--- Извлечённый текст ---
**********

Главное отличие правила п. 2 ст. 174.1 ГК РФ от правил о залоге видится в том, что он вводится с целью продажи спорного имущества и удовлетворения требований кредитора из его стоимости. Стало быть, это право может обеспечивать только денежные требования.

С этой позицией не согласна М.А. Ерохова, которая считает, что правила о залоге применяются и при реституции, и при кондикции, и при виндикации - вообще "независимо от того, какое требование было заявлено истцом - денежное или неденежное" <1>. Сложно согласиться с тем, что в неденежных требованиях будут применяться какие-либо правила о залоге. Понятно, что запрет (арест) может устанавливаться с целью обеспечения любых исков (сюда можно отнести вещные (виндикация, о разделе вещи), обязательственные требования об истребовании вещи и т.д.). Залог в этом случае невозможен, ведь кредитор не намерен продать вещь и получить лишь какую-то часть ее стоимости. В этом защита его прав и не состоит: при кондикции защита кредитора состоит в получении конкретной вещи; при реституции возвращается исполненное - та вещь, которая была передана; при виндикации интерес истца только в получении вещи во владение, соответственно, ни о какой стоимости говорить нельзя и т.д. Согласно абзацу второму п. 1 ст. 334 ГК РФ удовлетворение требований залогодержателя путем передачи ему предмета залога возможно только в предусмотренных законом случаях, но закон не содержит подобных положений насчет п. 5 ст. 334 ГК РФ.

<1> См. тезисы автора к научному Круглому столу Юридического института "М-Логос" по теме "Проблемные вопросы новой редакции норм ГК РФ о залоге" (http://www.m-logos.ru/img/Tezis_Erohovoi_181114.pdf).

Впрочем, применение правил о залоге вполне возможно при обеспечении кондикционного требования, если вещь утрачена, поскольку в таком случае приобретатель должен вернуть ее стоимость. Но при этом в обеспечение требования арест будет наложен, конечно, на имущество, которое не являлось предметом требования, и обеспечиваться в итоге будет денежное требование. То же самое возможно и в случае реституции, когда допускается требование о возврате стоимости (ст. 167 ГК РФ).

В неденежных требованиях не могут применяться и другие правила о залоге. Так, исключена замена вещи при ее гибели. Скажем, если был удовлетворен иск по ст. 398 ГК РФ, а после вещь погибла, то кредитор лишается соответствующего требования к ответчику: вещь не может быть заменена на другую. Кредитору остается требовать только убытки, расторгать договор и т.д. Залог же допускает замену предмета (ст. 345 ГК РФ). Сложно представить и старшинство залогов при обязательственном требовании об истребовании вещи или ее разделе (другом неденежном требовании), ведь норма ст. 342 ГК РФ говорит об удовлетворении требований кредиторов из стоимости вещи, тогда как неденежные требования такого не предполагают. Или, скажем, если арест обеспечивает виндикационный иск, то залога быть не может, поскольку истец является собственником. М.А. Ерохова в этом, напротив, видит возможность установления залога на свою же вещь. На это можно возразить следующими аргументами: залог подразумевает обеспечение обязательства, которого при виндикации никак быть не может (ст. 334, 337 ГК РФ); залогодателем всегда выступает лицо, отличное от взыскателя (ст. 335 ГК РФ); виндикационное требование исключает наличие созалогодержателей (ст. 335.1 ГК РФ) или старшинство залога (ст. 342 ГК РФ); нет никакого смысла в определении стоимости заложенной вещи, ведь удовлетворение требований взыскателя не может выражаться в продаже вещи; невозможны замена и восстановление предмета требования (также в иске будет отказано и при переработке вещи); невозможно применение правил об ограничениях, налагаемых на залогодержателя, и т.д.

**********

--- Записи набора данных ---

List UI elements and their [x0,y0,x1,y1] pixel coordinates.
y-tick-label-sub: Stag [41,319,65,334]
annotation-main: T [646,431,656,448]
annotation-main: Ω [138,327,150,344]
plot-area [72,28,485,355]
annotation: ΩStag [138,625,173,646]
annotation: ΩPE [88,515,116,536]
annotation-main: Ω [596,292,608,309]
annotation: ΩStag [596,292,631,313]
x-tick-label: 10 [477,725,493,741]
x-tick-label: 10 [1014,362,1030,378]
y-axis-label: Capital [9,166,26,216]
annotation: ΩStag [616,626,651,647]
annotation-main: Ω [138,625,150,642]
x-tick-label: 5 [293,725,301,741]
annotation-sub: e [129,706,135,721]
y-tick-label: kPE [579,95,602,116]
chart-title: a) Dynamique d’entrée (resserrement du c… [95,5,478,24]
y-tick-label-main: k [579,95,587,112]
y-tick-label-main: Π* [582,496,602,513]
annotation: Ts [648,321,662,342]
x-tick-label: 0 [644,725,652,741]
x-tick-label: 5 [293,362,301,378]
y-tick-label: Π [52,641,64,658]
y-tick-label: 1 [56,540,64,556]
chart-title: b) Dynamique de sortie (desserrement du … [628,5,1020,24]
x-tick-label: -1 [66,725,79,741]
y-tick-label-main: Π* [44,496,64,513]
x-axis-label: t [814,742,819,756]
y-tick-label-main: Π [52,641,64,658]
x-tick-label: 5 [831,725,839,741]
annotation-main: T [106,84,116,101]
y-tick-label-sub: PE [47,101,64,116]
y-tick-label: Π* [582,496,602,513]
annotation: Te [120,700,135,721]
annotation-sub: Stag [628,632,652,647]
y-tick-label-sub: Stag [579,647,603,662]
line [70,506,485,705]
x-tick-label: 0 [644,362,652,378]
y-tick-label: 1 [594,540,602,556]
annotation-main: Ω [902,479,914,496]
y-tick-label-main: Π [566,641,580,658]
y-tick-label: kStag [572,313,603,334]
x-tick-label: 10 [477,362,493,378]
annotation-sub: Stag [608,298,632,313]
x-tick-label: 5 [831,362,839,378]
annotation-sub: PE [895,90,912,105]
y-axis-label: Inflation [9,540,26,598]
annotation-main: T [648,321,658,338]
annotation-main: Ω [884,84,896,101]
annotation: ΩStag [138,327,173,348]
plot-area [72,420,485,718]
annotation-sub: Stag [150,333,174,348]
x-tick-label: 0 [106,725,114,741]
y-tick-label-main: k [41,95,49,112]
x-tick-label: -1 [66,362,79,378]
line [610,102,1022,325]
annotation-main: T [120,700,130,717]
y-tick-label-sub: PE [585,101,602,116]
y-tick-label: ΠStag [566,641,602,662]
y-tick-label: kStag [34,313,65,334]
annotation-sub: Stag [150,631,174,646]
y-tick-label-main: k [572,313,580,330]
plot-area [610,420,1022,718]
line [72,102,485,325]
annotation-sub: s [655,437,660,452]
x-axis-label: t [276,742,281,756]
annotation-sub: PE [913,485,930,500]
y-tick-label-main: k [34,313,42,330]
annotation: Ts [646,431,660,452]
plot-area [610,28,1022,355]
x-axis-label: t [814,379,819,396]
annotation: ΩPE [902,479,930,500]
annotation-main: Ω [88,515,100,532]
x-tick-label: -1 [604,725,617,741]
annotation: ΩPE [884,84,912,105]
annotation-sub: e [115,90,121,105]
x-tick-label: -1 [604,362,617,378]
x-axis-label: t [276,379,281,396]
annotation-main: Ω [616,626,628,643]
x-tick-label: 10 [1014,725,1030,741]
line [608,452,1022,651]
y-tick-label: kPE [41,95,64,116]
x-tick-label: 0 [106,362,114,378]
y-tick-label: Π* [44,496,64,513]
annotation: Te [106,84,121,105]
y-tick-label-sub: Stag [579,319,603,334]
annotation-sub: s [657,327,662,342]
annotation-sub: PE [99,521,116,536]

**********

--- Суть задания ---
Выпишите из текста о залоге без изменений всё от слов «<1> См. тезисы» и вплоть до слов «167 ГК РФ).». Записи — самостоятельный материал, не связанный с текстом о залоге.

--- Ответ на задание ---
<1> См. тезисы автора к научному Круглому столу Юридического института "М-Логос" по теме "Проблемные вопросы новой редакции норм ГК РФ о залоге" (http://www.m-logos.ru/img/Tezis_Erohovoi_181114.pdf).

Впрочем, применение правил о залоге вполне возможно при обеспечении кондикционного требования, если вещь утрачена, поскольку в таком случае приобретатель должен вернуть ее стоимость. Но при этом в обеспечение требования арест будет наложен, конечно, на имущество, которое не являлось предметом требования, и обеспечиваться в итоге будет денежное требование. То же самое возможно и в случае реституции, когда допускается требование о возврате стоимости (ст. 167 ГК РФ).